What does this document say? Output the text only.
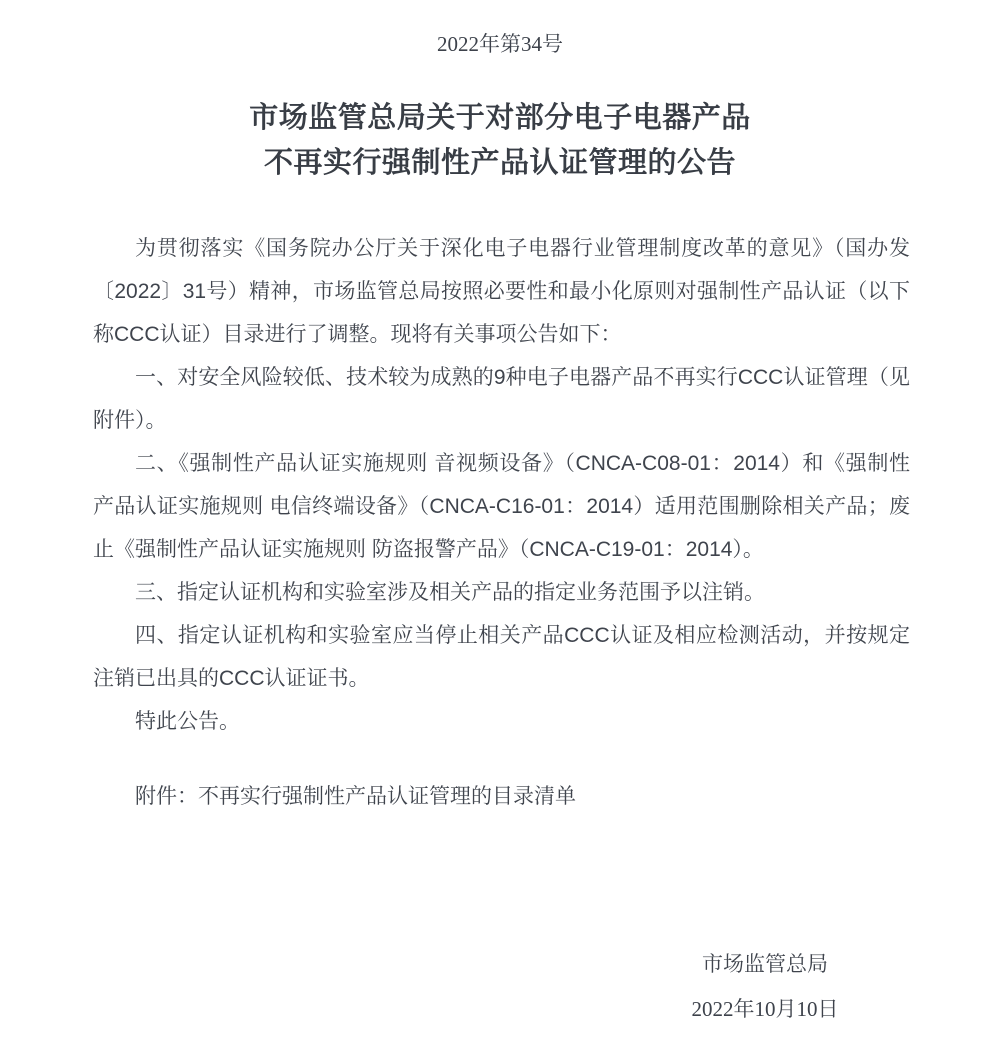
2022年第34号

市场监管总局关于对部分电子电器产品
不再实行强制性产品认证管理的公告

为贯彻落实《国务院办公厅关于深化电子电器行业管理制度改革的意见》（国办发〔2022〕31号）精神，市场监管总局按照必要性和最小化原则对强制性产品认证（以下称CCC认证）目录进行了调整。现将有关事项公告如下：

一、对安全风险较低、技术较为成熟的9种电子电器产品不再实行CCC认证管理（见附件）。

二、《强制性产品认证实施规则 音视频设备》（CNCA-C08-01：2014）和《强制性产品认证实施规则 电信终端设备》（CNCA-C16-01：2014）适用范围删除相关产品；废止《强制性产品认证实施规则 防盗报警产品》（CNCA-C19-01：2014）。

三、指定认证机构和实验室涉及相关产品的指定业务范围予以注销。

四、指定认证机构和实验室应当停止相关产品CCC认证及相应检测活动，并按规定注销已出具的CCC认证证书。

特此公告。

附件：不再实行强制性产品认证管理的目录清单

市场监管总局

2022年10月10日
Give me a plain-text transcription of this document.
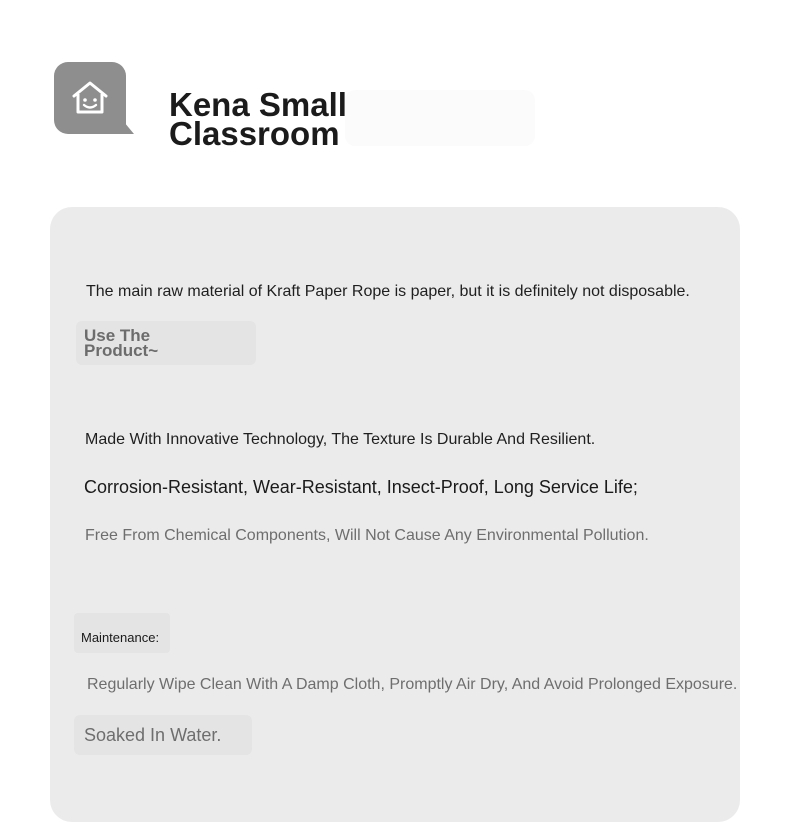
Kena Small Classroom
The main raw material of Kraft Paper Rope is paper, but it is definitely not disposable.
Use The Product~
Made With Innovative Technology, The Texture Is Durable And Resilient.
Corrosion-Resistant, Wear-Resistant, Insect-Proof, Long Service Life;
Free From Chemical Components, Will Not Cause Any Environmental Pollution.
Maintenance:
Regularly Wipe Clean With A Damp Cloth, Promptly Air Dry, And Avoid Prolonged Exposure.
Soaked In Water.
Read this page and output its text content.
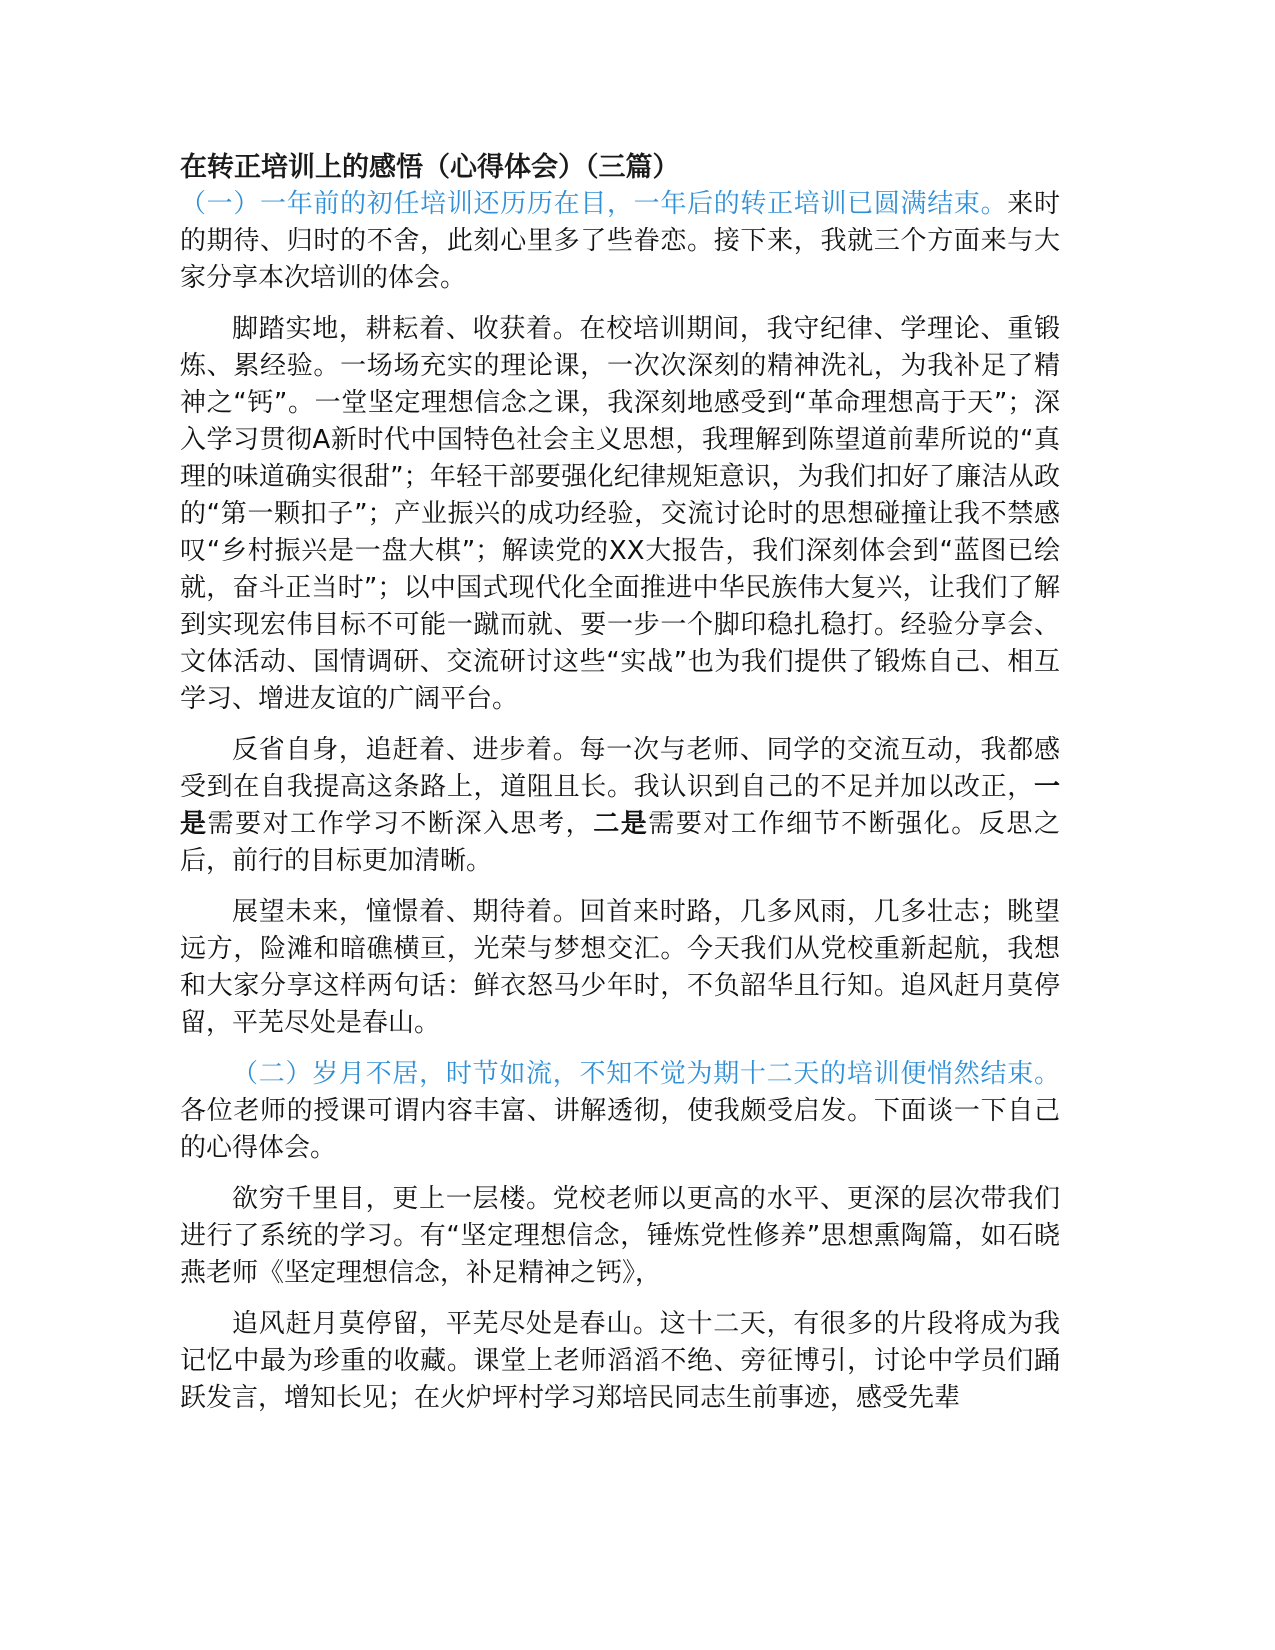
在转正培训上的感悟（心得体会）（三篇）

（一）一年前的初任培训还历历在目，一年后的转正培训已圆满结束。来时的期待、归时的不舍，此刻心里多了些眷恋。接下来，我就三个方面来与大家分享本次培训的体会。

脚踏实地，耕耘着、收获着。在校培训期间，我守纪律、学理论、重锻炼、累经验。一场场充实的理论课，一次次深刻的精神洗礼，为我补足了精神之“钙”。一堂坚定理想信念之课，我深刻地感受到“革命理想高于天”；深入学习贯彻A新时代中国特色社会主义思想，我理解到陈望道前辈所说的“真理的味道确实很甜”；年轻干部要强化纪律规矩意识，为我们扣好了廉洁从政的“第一颗扣子”；产业振兴的成功经验，交流讨论时的思想碰撞让我不禁感叹“乡村振兴是一盘大棋”；解读党的XX大报告，我们深刻体会到“蓝图已绘就，奋斗正当时”；以中国式现代化全面推进中华民族伟大复兴，让我们了解到实现宏伟目标不可能一蹴而就、要一步一个脚印稳扎稳打。经验分享会、文体活动、国情调研、交流研讨这些“实战”也为我们提供了锻炼自己、相互学习、增进友谊的广阔平台。

反省自身，追赶着、进步着。每一次与老师、同学的交流互动，我都感受到在自我提高这条路上，道阻且长。我认识到自己的不足并加以改正，一是需要对工作学习不断深入思考，二是需要对工作细节不断强化。反思之后，前行的目标更加清晰。

展望未来，憧憬着、期待着。回首来时路，几多风雨，几多壮志；眺望远方，险滩和暗礁横亘，光荣与梦想交汇。今天我们从党校重新起航，我想和大家分享这样两句话：鲜衣怒马少年时，不负韶华且行知。追风赶月莫停留，平芜尽处是春山。

（二）岁月不居，时节如流，不知不觉为期十二天的培训便悄然结束。各位老师的授课可谓内容丰富、讲解透彻，使我颇受启发。下面谈一下自己的心得体会。

欲穷千里目，更上一层楼。党校老师以更高的水平、更深的层次带我们进行了系统的学习。有“坚定理想信念，锤炼党性修养”思想熏陶篇，如石晓燕老师《坚定理想信念，补足精神之钙》，

追风赶月莫停留，平芜尽处是春山。这十二天，有很多的片段将成为我记忆中最为珍重的收藏。课堂上老师滔滔不绝、旁征博引，讨论中学员们踊跃发言，增知长见；在火炉坪村学习郑培民同志生前事迹，感受先辈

=== WHAT IS REQUIRED ===
Make an exact copy of every record, pictures excluded.

=== WRITTEN ANSWER ===
What does this document say? Output the text only.
2022年第34号

市场监管总局关于对部分电子电器产品
不再实行强制性产品认证管理的公告

为贯彻落实《国务院办公厅关于深化电子电器行业管理制度改革的意见》（国办发〔2022〕31号）精神，市场监管总局按照必要性和最小化原则对强制性产品认证（以下称CCC认证）目录进行了调整。现将有关事项公告如下：

一、对安全风险较低、技术较为成熟的9种电子电器产品不再实行CCC认证管理（见附件）。

二、《强制性产品认证实施规则 音视频设备》（CNCA-C08-01：2014）和《强制性产品认证实施规则 电信终端设备》（CNCA-C16-01：2014）适用范围删除相关产品；废止《强制性产品认证实施规则 防盗报警产品》（CNCA-C19-01：2014）。

三、指定认证机构和实验室涉及相关产品的指定业务范围予以注销。

四、指定认证机构和实验室应当停止相关产品CCC认证及相应检测活动，并按规定注销已出具的CCC认证证书。

特此公告。

附件：不再实行强制性产品认证管理的目录清单

市场监管总局

2022年10月10日
Give me a plain-text transcription of this document.
Kena Small Classroom
The main raw material of Kraft Paper Rope is paper, but it is definitely not disposable.
Use The Product~
Made With Innovative Technology, The Texture Is Durable And Resilient.
Corrosion-Resistant, Wear-Resistant, Insect-Proof, Long Service Life;
Free From Chemical Components, Will Not Cause Any Environmental Pollution.
Maintenance:
Regularly Wipe Clean With A Damp Cloth, Promptly Air Dry, And Avoid Prolonged Exposure.
Soaked In Water.
Read this page and output its text content.
在转正培训上的感悟（心得体会）（三篇）

（一）一年前的初任培训还历历在目，一年后的转正培训已圆满结束。来时的期待、归时的不舍，此刻心里多了些眷恋。接下来，我就三个方面来与大家分享本次培训的体会。

脚踏实地，耕耘着、收获着。在校培训期间，我守纪律、学理论、重锻炼、累经验。一场场充实的理论课，一次次深刻的精神洗礼，为我补足了精神之“钙”。一堂坚定理想信念之课，我深刻地感受到“革命理想高于天”；深入学习贯彻A新时代中国特色社会主义思想，我理解到陈望道前辈所说的“真理的味道确实很甜”；年轻干部要强化纪律规矩意识，为我们扣好了廉洁从政的“第一颗扣子”；产业振兴的成功经验，交流讨论时的思想碰撞让我不禁感叹“乡村振兴是一盘大棋”；解读党的XX大报告，我们深刻体会到“蓝图已绘就，奋斗正当时”；以中国式现代化全面推进中华民族伟大复兴，让我们了解到实现宏伟目标不可能一蹴而就、要一步一个脚印稳扎稳打。经验分享会、文体活动、国情调研、交流研讨这些“实战”也为我们提供了锻炼自己、相互学习、增进友谊的广阔平台。

反省自身，追赶着、进步着。每一次与老师、同学的交流互动，我都感受到在自我提高这条路上，道阻且长。我认识到自己的不足并加以改正，一是需要对工作学习不断深入思考，二是需要对工作细节不断强化。反思之后，前行的目标更加清晰。

展望未来，憧憬着、期待着。回首来时路，几多风雨，几多壮志；眺望远方，险滩和暗礁横亘，光荣与梦想交汇。今天我们从党校重新起航，我想和大家分享这样两句话：鲜衣怒马少年时，不负韶华且行知。追风赶月莫停留，平芜尽处是春山。

（二）岁月不居，时节如流，不知不觉为期十二天的培训便悄然结束。各位老师的授课可谓内容丰富、讲解透彻，使我颇受启发。下面谈一下自己的心得体会。

欲穷千里目，更上一层楼。党校老师以更高的水平、更深的层次带我们进行了系统的学习。有“坚定理想信念，锤炼党性修养”思想熏陶篇，如石晓燕老师《坚定理想信念，补足精神之钙》，

追风赶月莫停留，平芜尽处是春山。这十二天，有很多的片段将成为我记忆中最为珍重的收藏。课堂上老师滔滔不绝、旁征博引，讨论中学员们踊跃发言，增知长见；在火炉坪村学习郑培民同志生前事迹，感受先辈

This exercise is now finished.